START

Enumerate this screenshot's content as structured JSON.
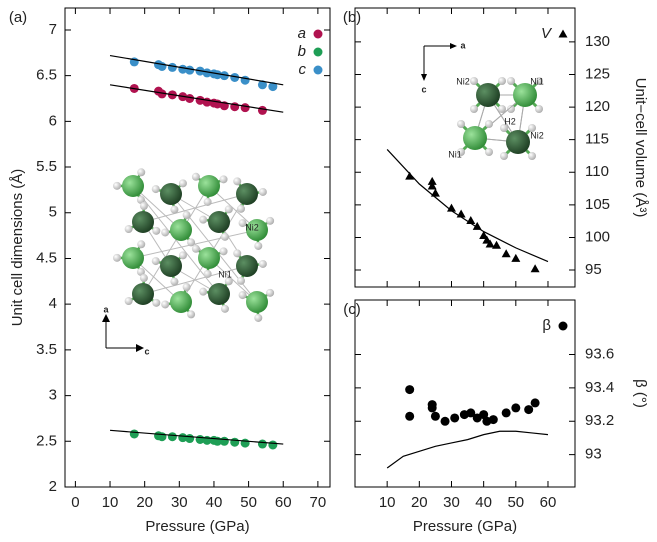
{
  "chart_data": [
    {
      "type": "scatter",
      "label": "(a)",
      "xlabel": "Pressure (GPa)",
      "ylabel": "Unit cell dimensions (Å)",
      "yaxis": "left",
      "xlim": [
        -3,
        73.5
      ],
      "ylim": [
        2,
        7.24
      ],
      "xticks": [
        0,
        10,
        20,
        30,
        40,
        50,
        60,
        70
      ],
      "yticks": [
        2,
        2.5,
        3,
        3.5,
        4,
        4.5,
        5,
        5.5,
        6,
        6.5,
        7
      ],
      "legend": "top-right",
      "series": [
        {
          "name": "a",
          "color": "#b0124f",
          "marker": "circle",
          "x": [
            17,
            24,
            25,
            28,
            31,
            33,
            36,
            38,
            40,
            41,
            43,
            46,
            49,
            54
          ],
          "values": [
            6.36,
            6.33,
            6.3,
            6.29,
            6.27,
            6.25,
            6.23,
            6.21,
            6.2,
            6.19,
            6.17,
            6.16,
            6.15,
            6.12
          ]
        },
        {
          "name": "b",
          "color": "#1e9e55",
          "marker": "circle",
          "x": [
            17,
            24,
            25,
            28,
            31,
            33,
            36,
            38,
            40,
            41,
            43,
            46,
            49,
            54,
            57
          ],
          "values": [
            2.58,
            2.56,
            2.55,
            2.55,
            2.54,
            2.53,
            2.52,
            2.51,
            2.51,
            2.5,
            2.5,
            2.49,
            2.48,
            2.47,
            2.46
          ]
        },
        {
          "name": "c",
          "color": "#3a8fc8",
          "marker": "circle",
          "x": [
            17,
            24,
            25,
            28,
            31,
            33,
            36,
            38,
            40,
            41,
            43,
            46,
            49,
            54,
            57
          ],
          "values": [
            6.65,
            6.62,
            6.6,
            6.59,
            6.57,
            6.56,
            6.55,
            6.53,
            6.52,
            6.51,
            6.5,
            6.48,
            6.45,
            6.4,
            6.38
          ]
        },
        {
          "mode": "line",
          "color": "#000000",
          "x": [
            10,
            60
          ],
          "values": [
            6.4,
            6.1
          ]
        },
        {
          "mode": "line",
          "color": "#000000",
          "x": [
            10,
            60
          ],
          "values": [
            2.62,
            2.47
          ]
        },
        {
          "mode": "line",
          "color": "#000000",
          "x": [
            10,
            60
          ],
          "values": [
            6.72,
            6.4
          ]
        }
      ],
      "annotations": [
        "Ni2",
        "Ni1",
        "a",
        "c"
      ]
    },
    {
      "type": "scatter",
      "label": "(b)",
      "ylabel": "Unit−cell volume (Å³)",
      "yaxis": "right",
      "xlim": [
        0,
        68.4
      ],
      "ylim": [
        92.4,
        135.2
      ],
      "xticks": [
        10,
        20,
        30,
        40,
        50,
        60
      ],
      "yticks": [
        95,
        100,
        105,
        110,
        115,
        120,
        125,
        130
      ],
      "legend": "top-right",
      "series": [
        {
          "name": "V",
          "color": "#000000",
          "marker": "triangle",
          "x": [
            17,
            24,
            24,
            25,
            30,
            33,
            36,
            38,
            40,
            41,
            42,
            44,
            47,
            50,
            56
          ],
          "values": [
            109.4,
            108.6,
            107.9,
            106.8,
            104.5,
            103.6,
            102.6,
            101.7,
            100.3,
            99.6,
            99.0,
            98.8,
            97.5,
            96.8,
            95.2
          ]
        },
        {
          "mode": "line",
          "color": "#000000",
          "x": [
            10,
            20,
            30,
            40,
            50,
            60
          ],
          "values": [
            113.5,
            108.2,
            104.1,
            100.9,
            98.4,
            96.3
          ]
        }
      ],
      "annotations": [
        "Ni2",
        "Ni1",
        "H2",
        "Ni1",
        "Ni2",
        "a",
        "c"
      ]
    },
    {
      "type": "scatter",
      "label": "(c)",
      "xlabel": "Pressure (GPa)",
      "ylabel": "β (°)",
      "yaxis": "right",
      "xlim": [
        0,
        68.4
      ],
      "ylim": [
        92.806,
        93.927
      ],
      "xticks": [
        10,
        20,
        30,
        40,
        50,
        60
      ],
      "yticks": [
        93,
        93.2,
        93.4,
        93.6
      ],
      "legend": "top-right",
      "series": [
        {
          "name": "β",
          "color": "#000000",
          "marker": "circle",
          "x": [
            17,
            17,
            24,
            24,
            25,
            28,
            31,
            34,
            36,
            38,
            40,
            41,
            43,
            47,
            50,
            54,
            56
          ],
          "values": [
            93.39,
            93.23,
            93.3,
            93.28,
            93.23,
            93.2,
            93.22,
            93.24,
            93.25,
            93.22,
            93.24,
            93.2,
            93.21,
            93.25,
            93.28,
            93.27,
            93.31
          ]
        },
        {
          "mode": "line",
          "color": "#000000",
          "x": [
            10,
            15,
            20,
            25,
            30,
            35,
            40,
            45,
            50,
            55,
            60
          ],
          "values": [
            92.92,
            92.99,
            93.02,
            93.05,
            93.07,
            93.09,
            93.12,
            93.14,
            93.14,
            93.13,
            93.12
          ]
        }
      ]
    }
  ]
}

END
START

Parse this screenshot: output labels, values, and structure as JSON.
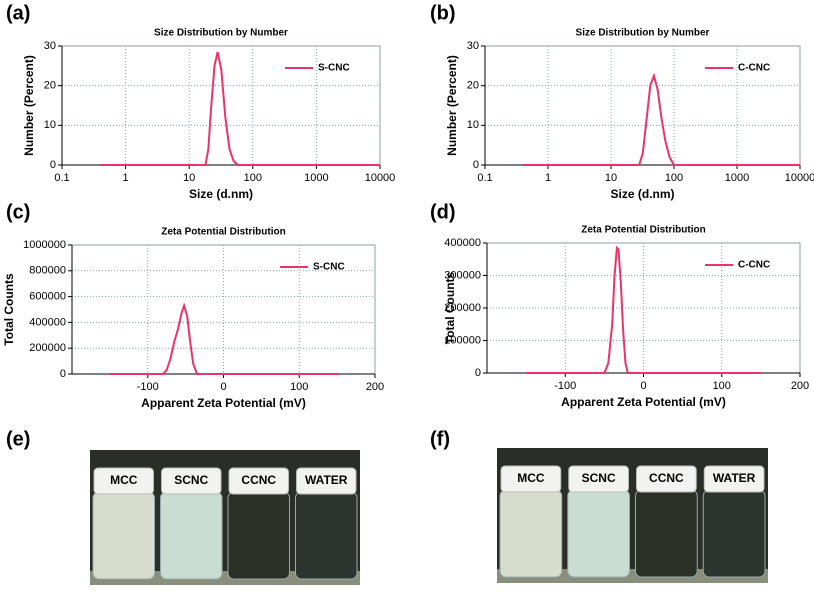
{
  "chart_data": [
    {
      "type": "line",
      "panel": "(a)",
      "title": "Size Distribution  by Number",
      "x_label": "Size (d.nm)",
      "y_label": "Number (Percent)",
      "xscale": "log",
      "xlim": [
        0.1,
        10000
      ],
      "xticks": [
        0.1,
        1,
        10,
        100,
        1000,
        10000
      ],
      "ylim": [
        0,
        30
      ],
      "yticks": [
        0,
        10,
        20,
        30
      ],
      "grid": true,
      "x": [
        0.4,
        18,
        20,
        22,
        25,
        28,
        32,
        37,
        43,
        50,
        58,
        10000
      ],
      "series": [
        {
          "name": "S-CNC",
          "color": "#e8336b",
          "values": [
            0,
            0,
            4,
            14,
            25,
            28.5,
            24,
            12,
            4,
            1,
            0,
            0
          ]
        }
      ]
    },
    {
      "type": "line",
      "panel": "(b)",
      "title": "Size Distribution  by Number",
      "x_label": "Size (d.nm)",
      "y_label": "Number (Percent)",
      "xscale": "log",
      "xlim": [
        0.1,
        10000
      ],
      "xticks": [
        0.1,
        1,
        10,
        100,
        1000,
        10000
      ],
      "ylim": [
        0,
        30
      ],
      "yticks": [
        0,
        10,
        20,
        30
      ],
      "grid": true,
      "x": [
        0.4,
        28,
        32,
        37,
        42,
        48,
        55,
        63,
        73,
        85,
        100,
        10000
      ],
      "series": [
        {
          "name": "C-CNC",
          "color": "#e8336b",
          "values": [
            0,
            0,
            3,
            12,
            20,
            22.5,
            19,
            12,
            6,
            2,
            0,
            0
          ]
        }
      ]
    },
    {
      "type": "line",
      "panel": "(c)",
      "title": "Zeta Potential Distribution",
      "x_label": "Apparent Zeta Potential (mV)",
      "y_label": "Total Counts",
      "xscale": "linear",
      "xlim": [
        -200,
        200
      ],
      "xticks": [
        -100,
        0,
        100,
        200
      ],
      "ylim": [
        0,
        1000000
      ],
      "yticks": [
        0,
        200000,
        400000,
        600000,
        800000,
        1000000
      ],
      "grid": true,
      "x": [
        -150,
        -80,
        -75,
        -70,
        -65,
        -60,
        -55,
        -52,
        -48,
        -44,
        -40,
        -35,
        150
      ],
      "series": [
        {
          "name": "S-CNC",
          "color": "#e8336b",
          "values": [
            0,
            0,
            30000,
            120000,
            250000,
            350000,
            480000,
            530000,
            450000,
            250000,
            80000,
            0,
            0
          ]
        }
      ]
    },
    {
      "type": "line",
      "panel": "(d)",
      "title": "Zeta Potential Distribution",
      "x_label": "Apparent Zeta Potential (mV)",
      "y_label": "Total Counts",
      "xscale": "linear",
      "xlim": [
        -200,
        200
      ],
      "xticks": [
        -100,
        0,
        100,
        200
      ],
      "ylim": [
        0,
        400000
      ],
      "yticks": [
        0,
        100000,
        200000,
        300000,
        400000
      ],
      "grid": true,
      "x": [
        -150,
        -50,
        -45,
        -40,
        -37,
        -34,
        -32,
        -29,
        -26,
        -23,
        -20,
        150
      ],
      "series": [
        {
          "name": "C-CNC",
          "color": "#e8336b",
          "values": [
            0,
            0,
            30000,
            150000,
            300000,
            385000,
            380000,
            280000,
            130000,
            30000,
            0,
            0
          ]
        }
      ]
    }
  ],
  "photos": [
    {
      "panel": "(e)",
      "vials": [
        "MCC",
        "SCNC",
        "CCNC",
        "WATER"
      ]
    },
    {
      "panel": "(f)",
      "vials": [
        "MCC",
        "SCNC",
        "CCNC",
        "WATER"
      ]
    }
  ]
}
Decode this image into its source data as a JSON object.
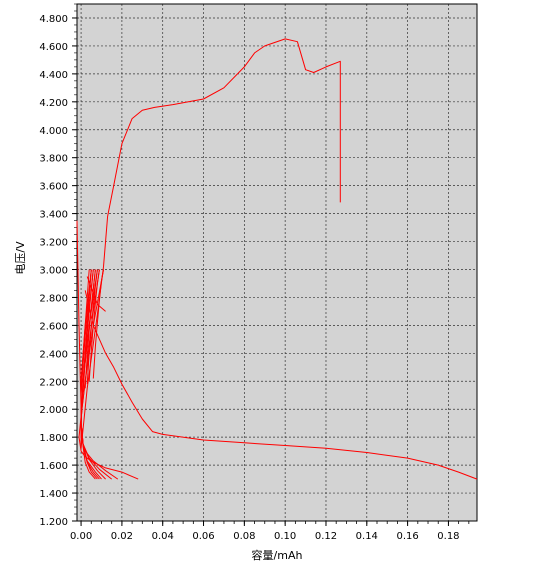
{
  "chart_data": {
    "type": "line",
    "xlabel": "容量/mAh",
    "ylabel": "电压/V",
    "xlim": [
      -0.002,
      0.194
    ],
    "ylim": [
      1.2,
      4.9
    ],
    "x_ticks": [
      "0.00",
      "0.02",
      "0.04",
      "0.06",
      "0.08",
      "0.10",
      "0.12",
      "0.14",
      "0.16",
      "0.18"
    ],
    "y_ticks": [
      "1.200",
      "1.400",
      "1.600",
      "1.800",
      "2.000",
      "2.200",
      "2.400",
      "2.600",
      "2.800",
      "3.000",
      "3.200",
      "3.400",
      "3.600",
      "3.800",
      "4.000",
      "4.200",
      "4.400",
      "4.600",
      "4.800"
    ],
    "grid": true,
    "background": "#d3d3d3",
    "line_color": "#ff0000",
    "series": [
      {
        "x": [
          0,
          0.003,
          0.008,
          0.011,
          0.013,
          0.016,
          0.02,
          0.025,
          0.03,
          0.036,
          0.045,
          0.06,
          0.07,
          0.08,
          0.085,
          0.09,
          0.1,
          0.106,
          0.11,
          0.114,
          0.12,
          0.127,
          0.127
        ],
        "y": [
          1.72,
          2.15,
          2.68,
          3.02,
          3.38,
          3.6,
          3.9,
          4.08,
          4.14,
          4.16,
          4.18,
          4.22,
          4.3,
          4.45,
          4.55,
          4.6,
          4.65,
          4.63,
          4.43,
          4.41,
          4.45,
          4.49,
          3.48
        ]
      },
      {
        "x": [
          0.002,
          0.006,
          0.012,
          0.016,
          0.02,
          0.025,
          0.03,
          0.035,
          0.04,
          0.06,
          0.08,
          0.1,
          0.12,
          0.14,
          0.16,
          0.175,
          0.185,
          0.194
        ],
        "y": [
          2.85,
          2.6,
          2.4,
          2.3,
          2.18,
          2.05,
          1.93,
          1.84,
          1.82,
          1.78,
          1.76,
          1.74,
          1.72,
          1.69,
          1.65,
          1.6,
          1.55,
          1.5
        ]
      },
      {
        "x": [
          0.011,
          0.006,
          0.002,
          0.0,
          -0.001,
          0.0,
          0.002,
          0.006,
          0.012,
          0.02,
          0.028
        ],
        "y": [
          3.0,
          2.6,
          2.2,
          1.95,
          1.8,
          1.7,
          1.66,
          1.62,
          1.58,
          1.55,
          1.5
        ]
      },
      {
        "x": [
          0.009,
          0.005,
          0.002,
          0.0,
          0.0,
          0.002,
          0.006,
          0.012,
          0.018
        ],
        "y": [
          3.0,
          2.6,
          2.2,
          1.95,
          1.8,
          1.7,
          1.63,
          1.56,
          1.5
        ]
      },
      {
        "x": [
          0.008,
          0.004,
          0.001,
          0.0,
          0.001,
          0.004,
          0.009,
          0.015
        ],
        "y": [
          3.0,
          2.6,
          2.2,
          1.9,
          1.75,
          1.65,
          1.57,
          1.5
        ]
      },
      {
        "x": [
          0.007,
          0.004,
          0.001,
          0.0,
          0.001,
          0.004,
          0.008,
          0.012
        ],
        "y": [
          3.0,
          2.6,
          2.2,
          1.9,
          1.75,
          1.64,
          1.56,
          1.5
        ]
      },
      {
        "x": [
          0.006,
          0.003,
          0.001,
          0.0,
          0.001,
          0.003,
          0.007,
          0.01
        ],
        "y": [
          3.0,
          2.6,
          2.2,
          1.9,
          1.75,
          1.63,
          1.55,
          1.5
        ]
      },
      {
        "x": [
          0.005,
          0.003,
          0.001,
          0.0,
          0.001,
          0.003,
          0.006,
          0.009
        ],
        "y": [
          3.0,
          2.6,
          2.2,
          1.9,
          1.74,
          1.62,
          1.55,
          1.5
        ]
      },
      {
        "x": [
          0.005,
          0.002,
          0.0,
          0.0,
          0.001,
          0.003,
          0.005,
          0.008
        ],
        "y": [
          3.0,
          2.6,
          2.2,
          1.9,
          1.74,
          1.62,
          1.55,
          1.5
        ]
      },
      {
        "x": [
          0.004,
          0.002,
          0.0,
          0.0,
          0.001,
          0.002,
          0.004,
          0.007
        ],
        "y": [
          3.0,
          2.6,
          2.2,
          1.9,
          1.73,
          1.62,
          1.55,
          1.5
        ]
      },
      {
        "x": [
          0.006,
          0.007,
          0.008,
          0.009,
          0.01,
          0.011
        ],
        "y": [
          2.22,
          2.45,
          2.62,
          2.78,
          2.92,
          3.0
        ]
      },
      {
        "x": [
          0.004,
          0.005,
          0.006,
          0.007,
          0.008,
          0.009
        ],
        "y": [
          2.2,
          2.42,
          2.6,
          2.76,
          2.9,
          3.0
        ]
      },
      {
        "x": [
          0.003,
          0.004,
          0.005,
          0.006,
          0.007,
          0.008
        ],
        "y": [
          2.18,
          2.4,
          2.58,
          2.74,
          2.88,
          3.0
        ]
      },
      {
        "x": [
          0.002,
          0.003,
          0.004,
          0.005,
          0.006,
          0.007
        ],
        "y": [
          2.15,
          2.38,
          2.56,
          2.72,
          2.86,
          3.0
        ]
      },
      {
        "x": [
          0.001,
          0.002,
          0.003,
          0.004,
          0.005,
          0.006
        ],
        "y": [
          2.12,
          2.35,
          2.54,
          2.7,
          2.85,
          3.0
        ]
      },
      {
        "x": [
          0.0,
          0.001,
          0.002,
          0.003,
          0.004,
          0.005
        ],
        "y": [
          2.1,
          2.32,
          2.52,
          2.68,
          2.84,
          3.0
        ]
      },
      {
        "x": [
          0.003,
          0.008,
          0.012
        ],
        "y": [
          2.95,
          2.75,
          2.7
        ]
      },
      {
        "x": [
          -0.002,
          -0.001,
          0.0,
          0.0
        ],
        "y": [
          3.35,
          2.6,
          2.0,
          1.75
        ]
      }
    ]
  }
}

END

Copy every line of the records above that holds the word "screenshot".

COMPLETE ANSWER:
Enumerate this screenshot's content as structured JSON.
Parse this screenshot: output labels, values, and structure as JSON.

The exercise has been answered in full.